** Begin **

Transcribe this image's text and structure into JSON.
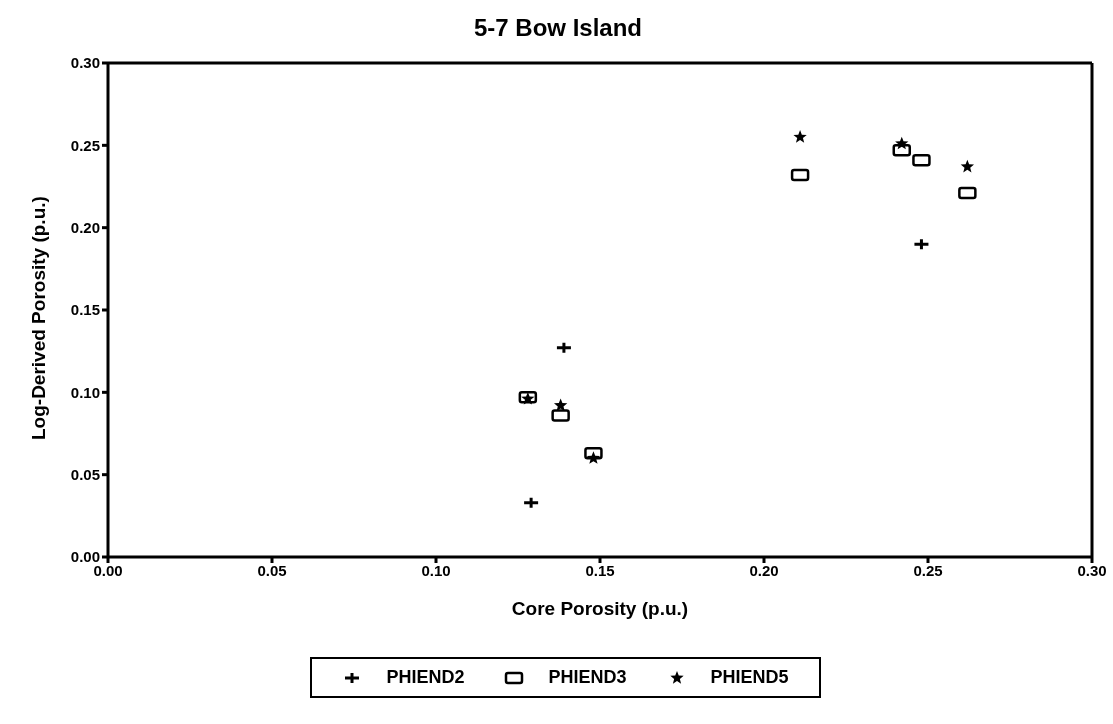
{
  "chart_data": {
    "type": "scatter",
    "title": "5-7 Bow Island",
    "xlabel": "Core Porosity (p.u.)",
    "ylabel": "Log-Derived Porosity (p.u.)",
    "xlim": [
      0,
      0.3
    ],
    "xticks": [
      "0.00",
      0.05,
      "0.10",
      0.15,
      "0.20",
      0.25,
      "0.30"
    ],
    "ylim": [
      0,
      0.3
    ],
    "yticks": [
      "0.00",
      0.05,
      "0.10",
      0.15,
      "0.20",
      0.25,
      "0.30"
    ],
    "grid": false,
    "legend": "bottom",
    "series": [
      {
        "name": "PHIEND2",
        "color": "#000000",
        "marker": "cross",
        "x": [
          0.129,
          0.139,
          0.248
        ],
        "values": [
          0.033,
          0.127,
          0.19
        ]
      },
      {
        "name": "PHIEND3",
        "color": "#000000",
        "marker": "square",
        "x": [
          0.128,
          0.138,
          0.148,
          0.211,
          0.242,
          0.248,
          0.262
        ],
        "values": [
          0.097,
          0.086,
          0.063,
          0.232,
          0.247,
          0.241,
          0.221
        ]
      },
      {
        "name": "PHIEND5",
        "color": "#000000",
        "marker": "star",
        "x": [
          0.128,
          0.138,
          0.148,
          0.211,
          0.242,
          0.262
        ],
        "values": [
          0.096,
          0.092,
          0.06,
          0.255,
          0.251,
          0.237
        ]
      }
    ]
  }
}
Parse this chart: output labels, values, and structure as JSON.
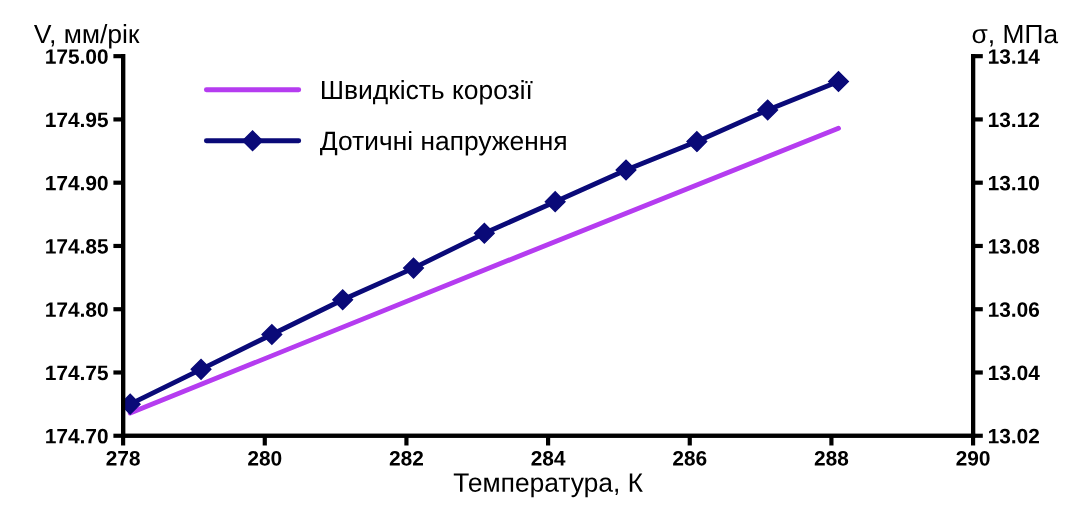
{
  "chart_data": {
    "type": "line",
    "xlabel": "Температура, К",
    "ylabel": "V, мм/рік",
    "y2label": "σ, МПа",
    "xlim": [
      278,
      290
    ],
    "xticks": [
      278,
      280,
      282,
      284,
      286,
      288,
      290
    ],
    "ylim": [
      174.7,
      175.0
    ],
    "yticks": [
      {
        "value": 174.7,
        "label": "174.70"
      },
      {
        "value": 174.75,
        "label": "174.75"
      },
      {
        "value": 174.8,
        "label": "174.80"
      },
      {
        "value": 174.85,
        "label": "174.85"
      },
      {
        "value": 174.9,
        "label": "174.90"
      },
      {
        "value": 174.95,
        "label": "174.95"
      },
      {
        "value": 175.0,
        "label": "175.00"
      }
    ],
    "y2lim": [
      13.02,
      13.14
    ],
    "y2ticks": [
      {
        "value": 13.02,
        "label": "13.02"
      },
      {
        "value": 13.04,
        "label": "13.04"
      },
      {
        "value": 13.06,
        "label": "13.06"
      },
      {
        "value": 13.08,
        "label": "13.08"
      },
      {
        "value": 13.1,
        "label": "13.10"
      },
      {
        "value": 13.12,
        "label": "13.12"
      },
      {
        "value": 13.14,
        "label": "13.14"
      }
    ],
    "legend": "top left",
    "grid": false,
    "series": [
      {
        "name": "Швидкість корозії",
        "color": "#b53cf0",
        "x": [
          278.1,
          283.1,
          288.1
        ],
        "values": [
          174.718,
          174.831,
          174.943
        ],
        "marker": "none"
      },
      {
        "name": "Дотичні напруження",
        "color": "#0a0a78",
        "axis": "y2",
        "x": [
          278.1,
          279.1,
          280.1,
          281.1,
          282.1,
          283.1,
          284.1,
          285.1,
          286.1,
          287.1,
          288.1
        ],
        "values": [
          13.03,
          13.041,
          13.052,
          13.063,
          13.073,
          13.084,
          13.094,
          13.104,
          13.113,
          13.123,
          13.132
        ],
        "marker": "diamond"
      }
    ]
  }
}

** End **

● **PROBLEM REQUIREMENTS**:
From the entries above, output every line exactly and omit any image.

● **FINISHED TASK**:
Transcribe this image's text and structure into JSON.
{
  "chart_data": {
    "type": "scatter",
    "title": "5-7 Bow Island",
    "xlabel": "Core Porosity (p.u.)",
    "ylabel": "Log-Derived Porosity (p.u.)",
    "xlim": [
      0,
      0.3
    ],
    "xticks": [
      "0.00",
      0.05,
      "0.10",
      0.15,
      "0.20",
      0.25,
      "0.30"
    ],
    "ylim": [
      0,
      0.3
    ],
    "yticks": [
      "0.00",
      0.05,
      "0.10",
      0.15,
      "0.20",
      0.25,
      "0.30"
    ],
    "grid": false,
    "legend": "bottom",
    "series": [
      {
        "name": "PHIEND2",
        "color": "#000000",
        "marker": "cross",
        "x": [
          0.129,
          0.139,
          0.248
        ],
        "values": [
          0.033,
          0.127,
          0.19
        ]
      },
      {
        "name": "PHIEND3",
        "color": "#000000",
        "marker": "square",
        "x": [
          0.128,
          0.138,
          0.148,
          0.211,
          0.242,
          0.248,
          0.262
        ],
        "values": [
          0.097,
          0.086,
          0.063,
          0.232,
          0.247,
          0.241,
          0.221
        ]
      },
      {
        "name": "PHIEND5",
        "color": "#000000",
        "marker": "star",
        "x": [
          0.128,
          0.138,
          0.148,
          0.211,
          0.242,
          0.262
        ],
        "values": [
          0.096,
          0.092,
          0.06,
          0.255,
          0.251,
          0.237
        ]
      }
    ]
  }
}
Parse this chart: output labels, values, and structure as JSON.
{
  "chart_data": {
    "type": "line",
    "xlabel": "Температура, К",
    "ylabel": "V, мм/рік",
    "y2label": "σ, МПа",
    "xlim": [
      278,
      290
    ],
    "xticks": [
      278,
      280,
      282,
      284,
      286,
      288,
      290
    ],
    "ylim": [
      174.7,
      175.0
    ],
    "yticks": [
      {
        "value": 174.7,
        "label": "174.70"
      },
      {
        "value": 174.75,
        "label": "174.75"
      },
      {
        "value": 174.8,
        "label": "174.80"
      },
      {
        "value": 174.85,
        "label": "174.85"
      },
      {
        "value": 174.9,
        "label": "174.90"
      },
      {
        "value": 174.95,
        "label": "174.95"
      },
      {
        "value": 175.0,
        "label": "175.00"
      }
    ],
    "y2lim": [
      13.02,
      13.14
    ],
    "y2ticks": [
      {
        "value": 13.02,
        "label": "13.02"
      },
      {
        "value": 13.04,
        "label": "13.04"
      },
      {
        "value": 13.06,
        "label": "13.06"
      },
      {
        "value": 13.08,
        "label": "13.08"
      },
      {
        "value": 13.1,
        "label": "13.10"
      },
      {
        "value": 13.12,
        "label": "13.12"
      },
      {
        "value": 13.14,
        "label": "13.14"
      }
    ],
    "legend": "top left",
    "grid": false,
    "series": [
      {
        "name": "Швидкість корозії",
        "color": "#b53cf0",
        "x": [
          278.1,
          283.1,
          288.1
        ],
        "values": [
          174.718,
          174.831,
          174.943
        ],
        "marker": "none"
      },
      {
        "name": "Дотичні напруження",
        "color": "#0a0a78",
        "axis": "y2",
        "x": [
          278.1,
          279.1,
          280.1,
          281.1,
          282.1,
          283.1,
          284.1,
          285.1,
          286.1,
          287.1,
          288.1
        ],
        "values": [
          13.03,
          13.041,
          13.052,
          13.063,
          13.073,
          13.084,
          13.094,
          13.104,
          13.113,
          13.123,
          13.132
        ],
        "marker": "diamond"
      }
    ]
  }
}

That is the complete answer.